-- EXERCISE TASK --
Transcribe all of the material exactly, except for its pictures.

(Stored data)
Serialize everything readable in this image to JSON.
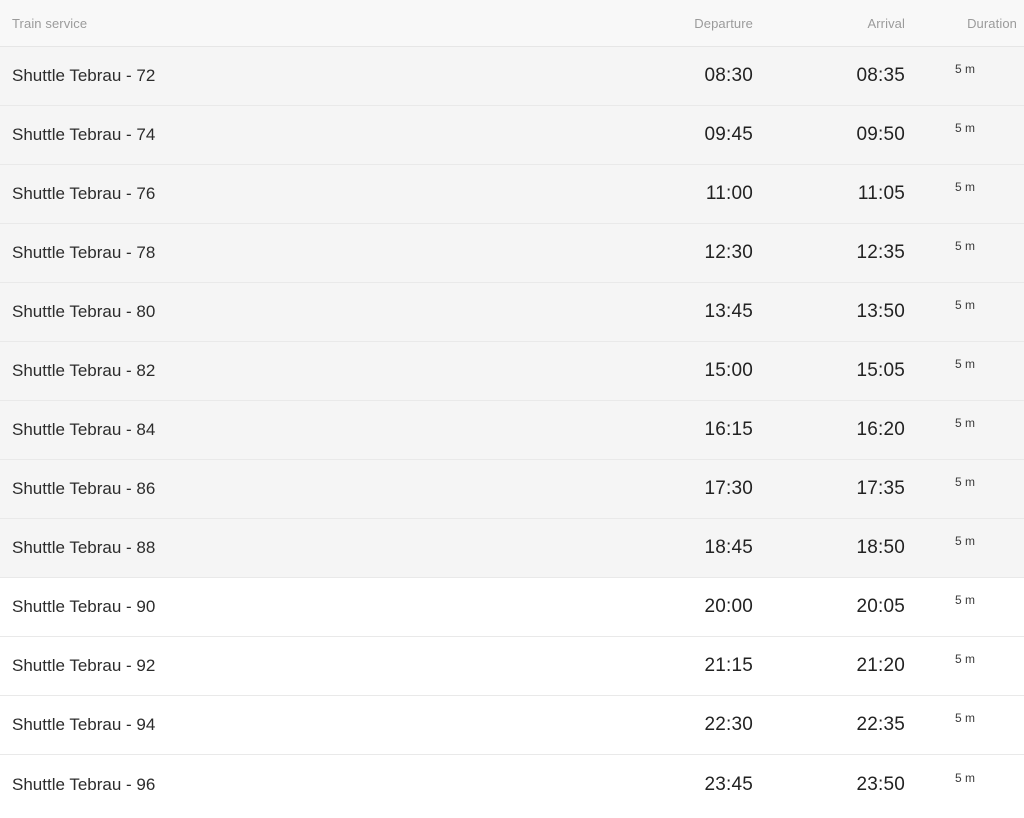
{
  "table": {
    "columns": [
      {
        "key": "service",
        "label": "Train service"
      },
      {
        "key": "departure",
        "label": "Departure"
      },
      {
        "key": "arrival",
        "label": "Arrival"
      },
      {
        "key": "duration",
        "label": "Duration"
      }
    ],
    "rows": [
      {
        "service": "Shuttle Tebrau - 72",
        "departure": "08:30",
        "arrival": "08:35",
        "duration": "5 m"
      },
      {
        "service": "Shuttle Tebrau - 74",
        "departure": "09:45",
        "arrival": "09:50",
        "duration": "5 m"
      },
      {
        "service": "Shuttle Tebrau - 76",
        "departure": "11:00",
        "arrival": "11:05",
        "duration": "5 m"
      },
      {
        "service": "Shuttle Tebrau - 78",
        "departure": "12:30",
        "arrival": "12:35",
        "duration": "5 m"
      },
      {
        "service": "Shuttle Tebrau - 80",
        "departure": "13:45",
        "arrival": "13:50",
        "duration": "5 m"
      },
      {
        "service": "Shuttle Tebrau - 82",
        "departure": "15:00",
        "arrival": "15:05",
        "duration": "5 m"
      },
      {
        "service": "Shuttle Tebrau - 84",
        "departure": "16:15",
        "arrival": "16:20",
        "duration": "5 m"
      },
      {
        "service": "Shuttle Tebrau - 86",
        "departure": "17:30",
        "arrival": "17:35",
        "duration": "5 m"
      },
      {
        "service": "Shuttle Tebrau - 88",
        "departure": "18:45",
        "arrival": "18:50",
        "duration": "5 m"
      },
      {
        "service": "Shuttle Tebrau - 90",
        "departure": "20:00",
        "arrival": "20:05",
        "duration": "5 m"
      },
      {
        "service": "Shuttle Tebrau - 92",
        "departure": "21:15",
        "arrival": "21:20",
        "duration": "5 m"
      },
      {
        "service": "Shuttle Tebrau - 94",
        "departure": "22:30",
        "arrival": "22:35",
        "duration": "5 m"
      },
      {
        "service": "Shuttle Tebrau - 96",
        "departure": "23:45",
        "arrival": "23:50",
        "duration": "5 m"
      }
    ],
    "shaded_row_count": 9,
    "colors": {
      "header_background": "#f8f8f8",
      "header_text": "#9b9b9b",
      "shaded_row_background": "#f5f5f5",
      "plain_row_background": "#ffffff",
      "row_divider": "#e9e9e9",
      "primary_text": "#2c2c2c",
      "time_text": "#222222",
      "duration_text": "#3a3a3a"
    }
  }
}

-- RESULT BELOW --
Serialize everything readable in this image to JSON.
{
  "table": {
    "columns": [
      {
        "key": "service",
        "label": "Train service"
      },
      {
        "key": "departure",
        "label": "Departure"
      },
      {
        "key": "arrival",
        "label": "Arrival"
      },
      {
        "key": "duration",
        "label": "Duration"
      }
    ],
    "rows": [
      {
        "service": "Shuttle Tebrau - 72",
        "departure": "08:30",
        "arrival": "08:35",
        "duration": "5 m"
      },
      {
        "service": "Shuttle Tebrau - 74",
        "departure": "09:45",
        "arrival": "09:50",
        "duration": "5 m"
      },
      {
        "service": "Shuttle Tebrau - 76",
        "departure": "11:00",
        "arrival": "11:05",
        "duration": "5 m"
      },
      {
        "service": "Shuttle Tebrau - 78",
        "departure": "12:30",
        "arrival": "12:35",
        "duration": "5 m"
      },
      {
        "service": "Shuttle Tebrau - 80",
        "departure": "13:45",
        "arrival": "13:50",
        "duration": "5 m"
      },
      {
        "service": "Shuttle Tebrau - 82",
        "departure": "15:00",
        "arrival": "15:05",
        "duration": "5 m"
      },
      {
        "service": "Shuttle Tebrau - 84",
        "departure": "16:15",
        "arrival": "16:20",
        "duration": "5 m"
      },
      {
        "service": "Shuttle Tebrau - 86",
        "departure": "17:30",
        "arrival": "17:35",
        "duration": "5 m"
      },
      {
        "service": "Shuttle Tebrau - 88",
        "departure": "18:45",
        "arrival": "18:50",
        "duration": "5 m"
      },
      {
        "service": "Shuttle Tebrau - 90",
        "departure": "20:00",
        "arrival": "20:05",
        "duration": "5 m"
      },
      {
        "service": "Shuttle Tebrau - 92",
        "departure": "21:15",
        "arrival": "21:20",
        "duration": "5 m"
      },
      {
        "service": "Shuttle Tebrau - 94",
        "departure": "22:30",
        "arrival": "22:35",
        "duration": "5 m"
      },
      {
        "service": "Shuttle Tebrau - 96",
        "departure": "23:45",
        "arrival": "23:50",
        "duration": "5 m"
      }
    ],
    "shaded_row_count": 9,
    "colors": {
      "header_background": "#f8f8f8",
      "header_text": "#9b9b9b",
      "shaded_row_background": "#f5f5f5",
      "plain_row_background": "#ffffff",
      "row_divider": "#e9e9e9",
      "primary_text": "#2c2c2c",
      "time_text": "#222222",
      "duration_text": "#3a3a3a"
    }
  }
}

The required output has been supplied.